↓

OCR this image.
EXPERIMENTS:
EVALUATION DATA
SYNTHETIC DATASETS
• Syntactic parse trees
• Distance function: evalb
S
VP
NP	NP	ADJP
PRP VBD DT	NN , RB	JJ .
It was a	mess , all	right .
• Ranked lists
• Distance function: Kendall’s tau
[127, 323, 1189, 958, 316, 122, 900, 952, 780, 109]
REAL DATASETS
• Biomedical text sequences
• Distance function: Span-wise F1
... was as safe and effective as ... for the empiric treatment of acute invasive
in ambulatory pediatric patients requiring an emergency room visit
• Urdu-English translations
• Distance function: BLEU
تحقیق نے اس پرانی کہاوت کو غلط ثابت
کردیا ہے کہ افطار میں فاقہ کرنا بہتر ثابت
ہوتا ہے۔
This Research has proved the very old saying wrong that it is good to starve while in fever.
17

↑

→ **ACTIVITY**
Your answer should consist of copies of the lines above that include the string "function".

→ **RESULT FOR THIS TASK**
• Distance function: evalb
• Distance function: Kendall’s tau
• Distance function: Span-wise F1
• Distance function: BLEU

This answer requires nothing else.